Records from a dataset:
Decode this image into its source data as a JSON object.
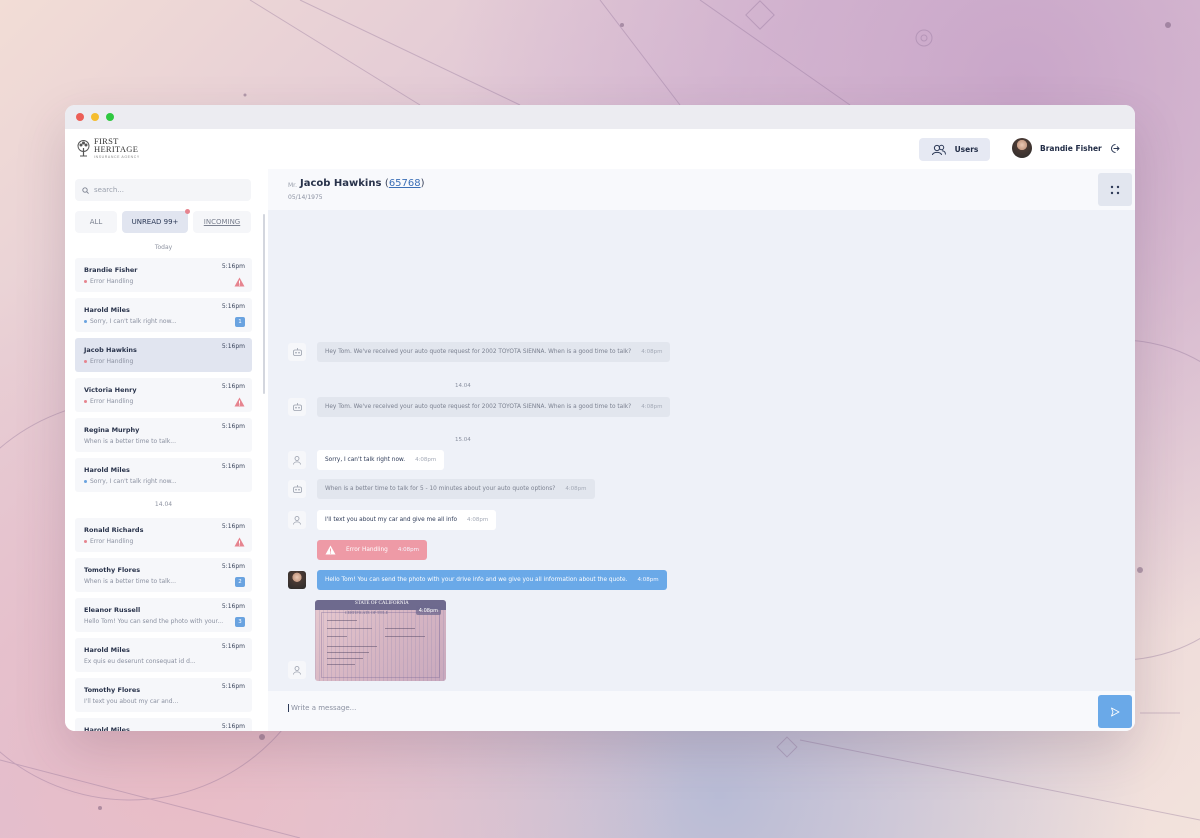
{
  "window": {
    "dots": [
      "#ec5f57",
      "#f5bd2f",
      "#2fc840"
    ]
  },
  "header": {
    "logo_line1": "FIRST",
    "logo_line2": "HERITAGE",
    "logo_sub": "INSURANCE AGENCY",
    "users_label": "Users",
    "profile_name": "Brandie Fisher"
  },
  "sidebar": {
    "search_placeholder": "search...",
    "filters": [
      {
        "label": "ALL",
        "active": false
      },
      {
        "label": "UNREAD 99+",
        "active": true
      },
      {
        "label": "INCOMING",
        "active": false
      }
    ],
    "groups": [
      {
        "day": "Today",
        "items": [
          {
            "name": "Brandie Fisher",
            "preview": "Error Handling",
            "time": "5:16pm",
            "dot": "#e6848f",
            "indicator": "warning"
          },
          {
            "name": "Harold Miles",
            "preview": "Sorry, I can't talk right now...",
            "time": "5:16pm",
            "dot": "#6aa3e0",
            "indicator": "badge",
            "count": "1"
          },
          {
            "name": "Jacob Hawkins",
            "preview": "Error Handling",
            "time": "5:16pm",
            "dot": "#e6848f",
            "indicator": "none",
            "selected": true
          },
          {
            "name": "Victoria Henry",
            "preview": "Error Handling",
            "time": "5:16pm",
            "dot": "#e6848f",
            "indicator": "warning"
          },
          {
            "name": "Regina Murphy",
            "preview": "When is a better time to talk...",
            "time": "5:16pm",
            "indicator": "none"
          },
          {
            "name": "Harold Miles",
            "preview": "Sorry, I can't talk right now...",
            "time": "5:16pm",
            "dot": "#6aa3e0",
            "indicator": "none"
          }
        ]
      },
      {
        "day": "14.04",
        "items": [
          {
            "name": "Ronald Richards",
            "preview": "Error Handling",
            "time": "5:16pm",
            "dot": "#e6848f",
            "indicator": "warning"
          },
          {
            "name": "Tomothy Flores",
            "preview": "When is a better time to talk...",
            "time": "5:16pm",
            "indicator": "badge",
            "count": "2"
          },
          {
            "name": "Eleanor Russell",
            "preview": "Hello Tom! You can send the photo with your...",
            "time": "5:16pm",
            "indicator": "badge",
            "count": "3"
          },
          {
            "name": "Harold Miles",
            "preview": "Ex quis eu deserunt consequat id d...",
            "time": "5:16pm",
            "indicator": "none"
          },
          {
            "name": "Tomothy Flores",
            "preview": "I'll text you about my car and...",
            "time": "5:16pm",
            "indicator": "none"
          },
          {
            "name": "Harold Miles",
            "preview": "",
            "time": "5:16pm",
            "indicator": "none"
          }
        ]
      }
    ]
  },
  "chat": {
    "prefix": "Mr.",
    "name": "Jacob Hawkins",
    "id": "65768",
    "dob": "05/14/1975",
    "messages": [
      {
        "kind": "bot",
        "text": "Hey Tom. We've received your auto quote request for 2002 TOYOTA SIENNA. When is a good time to talk?",
        "time": "4:08pm"
      },
      {
        "kind": "sep",
        "text": "14.04"
      },
      {
        "kind": "bot",
        "text": "Hey Tom. We've received your auto quote request for 2002 TOYOTA SIENNA. When is a good time to talk?",
        "time": "4:08pm"
      },
      {
        "kind": "sep",
        "text": "15.04"
      },
      {
        "kind": "user",
        "text": "Sorry, I can't talk right now.",
        "time": "4:08pm"
      },
      {
        "kind": "bot",
        "text": "When is a better time to talk for 5 - 10 minutes about your auto quote options?",
        "time": "4:08pm"
      },
      {
        "kind": "user",
        "text": "I'll text you about my car and give me all info",
        "time": "4:08pm"
      },
      {
        "kind": "error",
        "text": "Error Handling",
        "time": "4:08pm"
      },
      {
        "kind": "agent",
        "text": "Hello Tom! You can send the photo with your drive info and we give you all information about the quote.",
        "time": "4:08pm"
      }
    ],
    "attachment": {
      "title": "STATE OF CALIFORNIA",
      "subtitle": "CERTIFICATE OF TITLE",
      "time": "4:08pm"
    },
    "composer_placeholder": "Write a message..."
  },
  "colors": {
    "accent": "#6aa9e8",
    "error": "#ee9aa6",
    "selected": "#e1e5f0"
  }
}
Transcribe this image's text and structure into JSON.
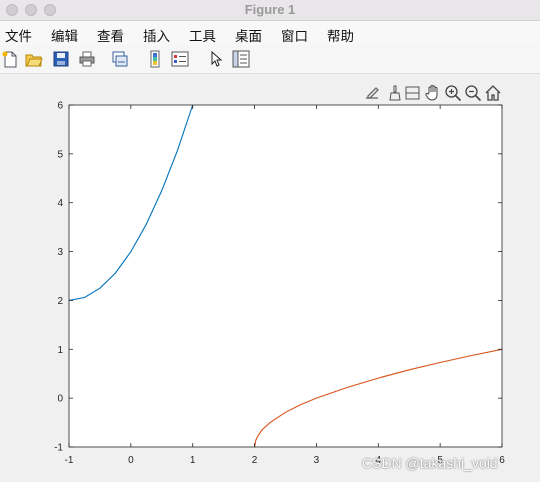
{
  "window": {
    "title": "Figure 1"
  },
  "menu": {
    "items": [
      "文件",
      "编辑",
      "查看",
      "插入",
      "工具",
      "桌面",
      "窗口",
      "帮助"
    ]
  },
  "toolbar": {
    "icons": [
      "new-figure-icon",
      "open-file-icon",
      "save-icon",
      "print-icon",
      "link-plot-icon",
      "insert-colorbar-icon",
      "insert-legend-icon",
      "edit-plot-arrow-icon",
      "property-inspector-icon"
    ]
  },
  "axes_toolbar": {
    "icons": [
      "export-icon",
      "brush-icon",
      "data-tips-icon",
      "pan-icon",
      "zoom-in-icon",
      "zoom-out-icon",
      "home-icon"
    ]
  },
  "chart_data": {
    "type": "line",
    "title": "",
    "xlabel": "",
    "ylabel": "",
    "xlim": [
      -1,
      6
    ],
    "ylim": [
      -1,
      6
    ],
    "xticks": [
      -1,
      0,
      1,
      2,
      3,
      4,
      5,
      6
    ],
    "yticks": [
      -1,
      0,
      1,
      2,
      3,
      4,
      5,
      6
    ],
    "grid": false,
    "legend": "none",
    "series": [
      {
        "color": "#0072bd",
        "x": [
          -1,
          -0.75,
          -0.5,
          -0.25,
          0,
          0.25,
          0.5,
          0.75,
          1
        ],
        "y": [
          2,
          2.06,
          2.25,
          2.56,
          3,
          3.56,
          4.25,
          5.06,
          6
        ]
      },
      {
        "color": "#d95319",
        "x": [
          2,
          2.02,
          2.06,
          2.12,
          2.25,
          2.5,
          2.75,
          3,
          3.5,
          4,
          4.5,
          5,
          5.5,
          6
        ],
        "y": [
          -1,
          -0.86,
          -0.76,
          -0.65,
          -0.5,
          -0.29,
          -0.13,
          0,
          0.22,
          0.41,
          0.58,
          0.73,
          0.87,
          1
        ]
      }
    ]
  },
  "watermark": {
    "text": "CSDN @takashi_void"
  }
}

* Problem statement *
Without the pictures, restate all of the entries above verbatim.

* Output for this exercise *
Decode this image into its source data as a JSON object.
{
  "window": {
    "dots": [
      "#ec5f57",
      "#f5bd2f",
      "#2fc840"
    ]
  },
  "header": {
    "logo_line1": "FIRST",
    "logo_line2": "HERITAGE",
    "logo_sub": "INSURANCE AGENCY",
    "users_label": "Users",
    "profile_name": "Brandie Fisher"
  },
  "sidebar": {
    "search_placeholder": "search...",
    "filters": [
      {
        "label": "ALL",
        "active": false
      },
      {
        "label": "UNREAD 99+",
        "active": true
      },
      {
        "label": "INCOMING",
        "active": false
      }
    ],
    "groups": [
      {
        "day": "Today",
        "items": [
          {
            "name": "Brandie Fisher",
            "preview": "Error Handling",
            "time": "5:16pm",
            "dot": "#e6848f",
            "indicator": "warning"
          },
          {
            "name": "Harold Miles",
            "preview": "Sorry, I can't talk right now...",
            "time": "5:16pm",
            "dot": "#6aa3e0",
            "indicator": "badge",
            "count": "1"
          },
          {
            "name": "Jacob Hawkins",
            "preview": "Error Handling",
            "time": "5:16pm",
            "dot": "#e6848f",
            "indicator": "none",
            "selected": true
          },
          {
            "name": "Victoria Henry",
            "preview": "Error Handling",
            "time": "5:16pm",
            "dot": "#e6848f",
            "indicator": "warning"
          },
          {
            "name": "Regina Murphy",
            "preview": "When is a better time to talk...",
            "time": "5:16pm",
            "indicator": "none"
          },
          {
            "name": "Harold Miles",
            "preview": "Sorry, I can't talk right now...",
            "time": "5:16pm",
            "dot": "#6aa3e0",
            "indicator": "none"
          }
        ]
      },
      {
        "day": "14.04",
        "items": [
          {
            "name": "Ronald Richards",
            "preview": "Error Handling",
            "time": "5:16pm",
            "dot": "#e6848f",
            "indicator": "warning"
          },
          {
            "name": "Tomothy Flores",
            "preview": "When is a better time to talk...",
            "time": "5:16pm",
            "indicator": "badge",
            "count": "2"
          },
          {
            "name": "Eleanor Russell",
            "preview": "Hello Tom! You can send the photo with your...",
            "time": "5:16pm",
            "indicator": "badge",
            "count": "3"
          },
          {
            "name": "Harold Miles",
            "preview": "Ex quis eu deserunt consequat id d...",
            "time": "5:16pm",
            "indicator": "none"
          },
          {
            "name": "Tomothy Flores",
            "preview": "I'll text you about my car and...",
            "time": "5:16pm",
            "indicator": "none"
          },
          {
            "name": "Harold Miles",
            "preview": "",
            "time": "5:16pm",
            "indicator": "none"
          }
        ]
      }
    ]
  },
  "chat": {
    "prefix": "Mr.",
    "name": "Jacob Hawkins",
    "id": "65768",
    "dob": "05/14/1975",
    "messages": [
      {
        "kind": "bot",
        "text": "Hey Tom. We've received your auto quote request for 2002 TOYOTA SIENNA. When is a good time to talk?",
        "time": "4:08pm"
      },
      {
        "kind": "sep",
        "text": "14.04"
      },
      {
        "kind": "bot",
        "text": "Hey Tom. We've received your auto quote request for 2002 TOYOTA SIENNA. When is a good time to talk?",
        "time": "4:08pm"
      },
      {
        "kind": "sep",
        "text": "15.04"
      },
      {
        "kind": "user",
        "text": "Sorry, I can't talk right now.",
        "time": "4:08pm"
      },
      {
        "kind": "bot",
        "text": "When is a better time to talk for 5 - 10 minutes about your auto quote options?",
        "time": "4:08pm"
      },
      {
        "kind": "user",
        "text": "I'll text you about my car and give me all info",
        "time": "4:08pm"
      },
      {
        "kind": "error",
        "text": "Error Handling",
        "time": "4:08pm"
      },
      {
        "kind": "agent",
        "text": "Hello Tom! You can send the photo with your drive info and we give you all information about the quote.",
        "time": "4:08pm"
      }
    ],
    "attachment": {
      "title": "STATE OF CALIFORNIA",
      "subtitle": "CERTIFICATE OF TITLE",
      "time": "4:08pm"
    },
    "composer_placeholder": "Write a message..."
  },
  "colors": {
    "accent": "#6aa9e8",
    "error": "#ee9aa6",
    "selected": "#e1e5f0"
  }
}
Transcribe this image's text and structure into JSON.
{
  "window": {
    "title": "Figure 1"
  },
  "menu": {
    "items": [
      "文件",
      "编辑",
      "查看",
      "插入",
      "工具",
      "桌面",
      "窗口",
      "帮助"
    ]
  },
  "toolbar": {
    "icons": [
      "new-figure-icon",
      "open-file-icon",
      "save-icon",
      "print-icon",
      "link-plot-icon",
      "insert-colorbar-icon",
      "insert-legend-icon",
      "edit-plot-arrow-icon",
      "property-inspector-icon"
    ]
  },
  "axes_toolbar": {
    "icons": [
      "export-icon",
      "brush-icon",
      "data-tips-icon",
      "pan-icon",
      "zoom-in-icon",
      "zoom-out-icon",
      "home-icon"
    ]
  },
  "chart_data": {
    "type": "line",
    "title": "",
    "xlabel": "",
    "ylabel": "",
    "xlim": [
      -1,
      6
    ],
    "ylim": [
      -1,
      6
    ],
    "xticks": [
      -1,
      0,
      1,
      2,
      3,
      4,
      5,
      6
    ],
    "yticks": [
      -1,
      0,
      1,
      2,
      3,
      4,
      5,
      6
    ],
    "grid": false,
    "legend": "none",
    "series": [
      {
        "color": "#0072bd",
        "x": [
          -1,
          -0.75,
          -0.5,
          -0.25,
          0,
          0.25,
          0.5,
          0.75,
          1
        ],
        "y": [
          2,
          2.06,
          2.25,
          2.56,
          3,
          3.56,
          4.25,
          5.06,
          6
        ]
      },
      {
        "color": "#d95319",
        "x": [
          2,
          2.02,
          2.06,
          2.12,
          2.25,
          2.5,
          2.75,
          3,
          3.5,
          4,
          4.5,
          5,
          5.5,
          6
        ],
        "y": [
          -1,
          -0.86,
          -0.76,
          -0.65,
          -0.5,
          -0.29,
          -0.13,
          0,
          0.22,
          0.41,
          0.58,
          0.73,
          0.87,
          1
        ]
      }
    ]
  },
  "watermark": {
    "text": "CSDN @takashi_void"
  }
}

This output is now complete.